| Source document |
* START *

Windows having better applications than Mac and vice versa? Both have plenty of apps. Platform choice makes no difference here.


----------



## thetechfreak (Oct 13, 2011)

doomgiver said:
			
		

> and none of the competition has that?
> show me a macbook and i will show
> you a product which is as flashy within
> 80% of its price.


 Come on. Apple has highest awe factor.
Whenever I say a friend I have a iPod he stays there shocked.
When I say iPod Touch most ask if we can make calls from it.
iMacs brent very good. But mac books are great products. Maybe in Metros they have become a norm and probably has become common.


----------



## ico (Oct 13, 2011)

doomgiver said:


> loaded with blah tech : others are loaded too, even more than them. a airbook has a 3 ghz i5 wich has been artificially cripped to just 1.5 ghz. CRIMINAL.


This point is non-sense. It is a specially binned Ultra low-voltage (ULV) processor by Intel. ULV laptops from HP and Dell also cost the same as ULV chips cost a hell lot more for OEMs.

* END *

| Material |
* START *

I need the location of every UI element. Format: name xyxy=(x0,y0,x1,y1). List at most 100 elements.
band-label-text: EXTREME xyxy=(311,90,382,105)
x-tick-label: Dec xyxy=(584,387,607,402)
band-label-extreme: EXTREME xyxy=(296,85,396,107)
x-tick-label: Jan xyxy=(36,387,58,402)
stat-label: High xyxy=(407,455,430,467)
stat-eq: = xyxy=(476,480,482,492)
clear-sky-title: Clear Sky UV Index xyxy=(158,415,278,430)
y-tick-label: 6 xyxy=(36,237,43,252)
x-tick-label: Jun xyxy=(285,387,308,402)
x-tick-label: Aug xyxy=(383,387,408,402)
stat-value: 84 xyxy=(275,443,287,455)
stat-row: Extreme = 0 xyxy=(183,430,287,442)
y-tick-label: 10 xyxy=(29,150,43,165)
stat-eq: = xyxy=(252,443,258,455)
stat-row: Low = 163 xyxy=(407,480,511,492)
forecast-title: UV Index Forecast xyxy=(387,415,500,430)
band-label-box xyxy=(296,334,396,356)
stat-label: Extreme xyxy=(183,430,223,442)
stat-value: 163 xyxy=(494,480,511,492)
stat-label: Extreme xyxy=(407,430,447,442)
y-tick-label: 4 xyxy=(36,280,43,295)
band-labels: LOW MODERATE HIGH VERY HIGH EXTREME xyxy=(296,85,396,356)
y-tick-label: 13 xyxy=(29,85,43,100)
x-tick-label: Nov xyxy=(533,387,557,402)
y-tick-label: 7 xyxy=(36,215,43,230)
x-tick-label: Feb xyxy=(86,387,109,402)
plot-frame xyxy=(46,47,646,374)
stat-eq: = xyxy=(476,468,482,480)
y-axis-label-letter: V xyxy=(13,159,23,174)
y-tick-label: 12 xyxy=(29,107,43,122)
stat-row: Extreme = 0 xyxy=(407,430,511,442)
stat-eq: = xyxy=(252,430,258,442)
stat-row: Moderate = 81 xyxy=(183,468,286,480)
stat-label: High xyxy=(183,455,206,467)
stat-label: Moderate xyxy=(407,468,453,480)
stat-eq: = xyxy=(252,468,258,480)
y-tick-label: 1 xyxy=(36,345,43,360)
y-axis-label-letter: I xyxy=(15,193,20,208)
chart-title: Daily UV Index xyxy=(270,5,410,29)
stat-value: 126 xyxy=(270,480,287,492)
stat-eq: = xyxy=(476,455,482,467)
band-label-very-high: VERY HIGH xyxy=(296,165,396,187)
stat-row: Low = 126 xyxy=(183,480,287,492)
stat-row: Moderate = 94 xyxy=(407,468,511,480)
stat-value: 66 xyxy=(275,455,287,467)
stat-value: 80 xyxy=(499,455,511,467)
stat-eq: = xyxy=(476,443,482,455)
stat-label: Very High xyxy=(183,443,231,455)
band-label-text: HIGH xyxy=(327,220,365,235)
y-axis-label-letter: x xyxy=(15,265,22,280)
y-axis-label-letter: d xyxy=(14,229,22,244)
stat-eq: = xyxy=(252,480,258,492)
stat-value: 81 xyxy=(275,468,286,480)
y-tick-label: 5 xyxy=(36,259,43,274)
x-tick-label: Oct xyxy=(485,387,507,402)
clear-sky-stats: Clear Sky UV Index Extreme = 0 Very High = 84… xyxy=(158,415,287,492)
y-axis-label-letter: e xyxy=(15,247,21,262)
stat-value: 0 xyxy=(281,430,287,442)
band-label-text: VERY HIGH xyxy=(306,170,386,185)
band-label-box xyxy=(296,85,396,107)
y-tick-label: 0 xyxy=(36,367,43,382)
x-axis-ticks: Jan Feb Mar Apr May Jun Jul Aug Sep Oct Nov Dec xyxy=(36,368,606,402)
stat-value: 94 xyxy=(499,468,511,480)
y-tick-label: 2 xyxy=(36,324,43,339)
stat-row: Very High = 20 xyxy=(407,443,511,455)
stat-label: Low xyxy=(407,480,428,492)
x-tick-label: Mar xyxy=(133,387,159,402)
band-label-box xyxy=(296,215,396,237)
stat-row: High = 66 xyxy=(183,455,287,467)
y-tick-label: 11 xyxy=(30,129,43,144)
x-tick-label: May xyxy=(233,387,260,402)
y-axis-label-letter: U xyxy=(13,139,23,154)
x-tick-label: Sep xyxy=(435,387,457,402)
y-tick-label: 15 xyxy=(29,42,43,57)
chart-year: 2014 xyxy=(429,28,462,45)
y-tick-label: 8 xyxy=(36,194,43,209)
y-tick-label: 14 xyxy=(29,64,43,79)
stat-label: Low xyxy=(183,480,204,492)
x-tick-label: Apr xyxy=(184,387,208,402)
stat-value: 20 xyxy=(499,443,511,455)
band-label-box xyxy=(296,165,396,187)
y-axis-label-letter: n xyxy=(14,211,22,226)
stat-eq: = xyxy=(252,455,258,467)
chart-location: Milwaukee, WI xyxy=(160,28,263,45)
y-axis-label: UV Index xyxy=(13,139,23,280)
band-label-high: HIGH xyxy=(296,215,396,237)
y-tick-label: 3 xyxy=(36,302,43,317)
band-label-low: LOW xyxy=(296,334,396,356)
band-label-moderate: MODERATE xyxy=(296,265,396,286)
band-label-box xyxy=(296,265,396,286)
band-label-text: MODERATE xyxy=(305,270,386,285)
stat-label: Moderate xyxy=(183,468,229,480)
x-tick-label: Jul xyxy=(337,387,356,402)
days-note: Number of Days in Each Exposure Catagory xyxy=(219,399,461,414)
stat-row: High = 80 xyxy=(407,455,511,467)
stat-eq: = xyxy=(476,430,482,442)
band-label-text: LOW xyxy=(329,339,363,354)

* END *

| Problems to work on |
1. Tally how many lines of the records contain the word "Index", and reply with only that number.
2. Extend the forum thread comparing Macs and Windows PCs, picking up right after its final sentence.

| Exercise responses |
1. 5

2.
Lower the voltage, lower the power consumption. Obviously it can run at 3.0 Ghz and that too at a much lower voltage than other lower binned chips of the same processor family.



doomgiver said:


> 4. games. +9000 for windows -1 for the rest. linux is as good, and better, as i said, console=win.


+9000 for Windows. +10 for Mac OS X. -1 for Linux. Just setting the record straight.

No Valve games on Linux.



doomgiver said:


> and what about the hardware?


I can pay a lakh for a laptop, but I don't want to carry a suitcase.



crazylamhe said:


> Yup . , that's right ! Mac is Mac, not Windows and you should see if Mac is for you ! ! About the hardware specs, Mac leads. Example, the cooling system is superb in Mac, jobs was really a genious ! Surely, Windows has it's own advantages, esp., gaming. Additionally, while purchasing a Mac, you also pay for the tag, the Apple Logo . . .




We are talking of Macbooks or desktop Macs?


----------



## Avinash (Oct 13, 2011)

This is a queer question.
1)The fact lies apple brands are always praised for their infamous quality and user interface.
2) The technology used is always on high end.
3) We love Steve jobs and know very well he wouldn't disappoint us.


Who said we don't prefer Dell or Hp , we do prefer when Apple products are scarce.
We say things which are less we prefer that much.


----------



## ico (Oct 13, 2011)

Avinash said:


> 1)The fact lies apple brands are always praised for their *infamous* quality and user interface.


infamous?


----------



## thetechfreak (Oct 13, 2011)

Avinash  said:
			
		

> 2) The technology used is always on
> high end.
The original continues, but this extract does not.